- Aim 1
In the forum thread on greatest versus most beautiful music, which two works does pjang23 name as counterexamples?

- Text section
# Greatest vs. Most Beautiful



## Whistlerguy (May 26, 2010)

Are these two things the same?

We have seen many discussions about the greatest this and greatest that. Recently, we have also seen the topic - "most beautiful piece of music".

So, I am interested in your opinion about these things.

Is every beautiful piece of music great?
Does great music have to be beautiful?
How much does beauty of music contributes to its greatness, and vice versa, how much does greatness contribute to beauty?
If a piece of music is truly beautiful, can we say that it is not great?

What is the main difference between beauty and greatness when it comes to music?

And finally, what do you think are most beautiful and greatest pieces of music and why?

How often do these categories overlap?


----------



## Aramis (Mar 1, 2009)

In most cases "greatness" is just a shorthand. 

You know, all those people who have nothing more interesting to ask and wonder about than "what is the greatest X" obviously couldn't have enough imagination to use any other, less worn word. 

I think I even used this word recently myself. SHAME ON ME. 

As for your questions - I think the answer for all of them is rather obvious. Since the creation of beauty is first, major purpose of art it is needless to say that it is also basic measure of it's greatness.


----------



## haydnfan (Apr 13, 2011)

The concept of beauty is relative, so it can't be answered. For instance one listener could find Xenakis' Metastatis to be beautiful for the elegant way in which the piece fragments into individual strands, while another might here it as ugly sound.

Greatness on the other hand is not as relative, since a piece of music is considered to be great by critical consensus.


----------



## Argus (Oct 16, 2009)

No to all.

I like lots of music I wouldn't describe as beautiful. The word 'beautiful' to me is just a descriptive word, like any other word that can be used to describe music 'poignant', 'fun', 'busy', 'chaotic' etc.


----------



## Fsharpmajor (Dec 14, 2008)

I don't think that great music necessarily has to be beautiful--for example, not many people would say that Bartok's string quartets, or for that matter, Beethoven's late string quartets are particularly beautiful.


----------



## emiellucifuge (May 26, 2009)

Beauty is only one aspect of art. Ugliness is also valid.


----------



## Couchie (Dec 9, 2010)

Beauty does not necessarily imply greatness either. Many film scores have beautiful music mostly built around tried and true cliches, which while undeniably beautiful, are hardly contenders for great works of art.


----------



## pjang23 (Oct 8, 2009)

Beethoven's Grosse Fuge and Stravinsky's Rite of Spring are famous counterexamples. Beauty is just one of many criteria for greatness.


----------



## Huilunsoittaja (Apr 6, 2010)

"Beautiful" is often connoted with slow, sweeping stuff. Not noisy, fast-paced stuff. But that doesn't mean that the wild, energetic stuff isn't. Usually, that stuff is rather labeled "Great," above "Beautiful."

I certainly believe there are a lot of "Great" but ugly works in existence today.

And plenty of beautiful but obscure works as well.


----------



## Whistlerguy (May 26, 2010)

Maybe the best is what is both great and beautiful. 

Any examples?


----------



## Kopachris (May 31, 2010)

Is "beautiful" synonymous with "pleasant"? If so, then the answer to your questions is definitely no. If something that isn't pleasant to listen too (i.e. something depressing or harsh) can still be considered beautiful, then the answer is potentially yes.

- Aim 2
Reproduce the entire listing below verbatim, line for line, with no changes.

- Records

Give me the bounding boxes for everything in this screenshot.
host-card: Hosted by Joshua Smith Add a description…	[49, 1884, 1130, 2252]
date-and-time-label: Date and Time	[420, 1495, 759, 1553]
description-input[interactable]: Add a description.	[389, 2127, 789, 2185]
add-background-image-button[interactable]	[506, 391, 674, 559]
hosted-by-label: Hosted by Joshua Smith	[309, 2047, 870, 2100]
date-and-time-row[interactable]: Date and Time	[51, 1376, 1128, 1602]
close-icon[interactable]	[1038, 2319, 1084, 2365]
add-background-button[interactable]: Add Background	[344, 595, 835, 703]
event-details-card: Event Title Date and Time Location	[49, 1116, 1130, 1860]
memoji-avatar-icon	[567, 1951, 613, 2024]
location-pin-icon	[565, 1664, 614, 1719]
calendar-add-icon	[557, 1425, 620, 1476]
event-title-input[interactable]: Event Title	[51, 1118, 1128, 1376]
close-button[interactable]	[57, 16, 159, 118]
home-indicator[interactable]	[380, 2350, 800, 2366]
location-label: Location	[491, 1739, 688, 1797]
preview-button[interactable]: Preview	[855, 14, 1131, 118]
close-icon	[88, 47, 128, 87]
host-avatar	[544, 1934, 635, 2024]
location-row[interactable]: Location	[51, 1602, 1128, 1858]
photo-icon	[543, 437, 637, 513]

- Expected output 1
Beethoven's Grosse Fuge and Stravinsky's Rite of Spring.

- Expected output 2
Give me the bounding boxes for everything in this screenshot.
host-card: Hosted by Joshua Smith Add a description…	[49, 1884, 1130, 2252]
date-and-time-label: Date and Time	[420, 1495, 759, 1553]
description-input[interactable]: Add a description.	[389, 2127, 789, 2185]
add-background-image-button[interactable]	[506, 391, 674, 559]
hosted-by-label: Hosted by Joshua Smith	[309, 2047, 870, 2100]
date-and-time-row[interactable]: Date and Time	[51, 1376, 1128, 1602]
close-icon[interactable]	[1038, 2319, 1084, 2365]
add-background-button[interactable]: Add Background	[344, 595, 835, 703]
event-details-card: Event Title Date and Time Location	[49, 1116, 1130, 1860]
memoji-avatar-icon	[567, 1951, 613, 2024]
location-pin-icon	[565, 1664, 614, 1719]
calendar-add-icon	[557, 1425, 620, 1476]
event-title-input[interactable]: Event Title	[51, 1118, 1128, 1376]
close-button[interactable]	[57, 16, 159, 118]
home-indicator[interactable]	[380, 2350, 800, 2366]
location-label: Location	[491, 1739, 688, 1797]
preview-button[interactable]: Preview	[855, 14, 1131, 118]
close-icon	[88, 47, 128, 87]
host-avatar	[544, 1934, 635, 2024]
location-row[interactable]: Location	[51, 1602, 1128, 1858]
photo-icon	[543, 437, 637, 513]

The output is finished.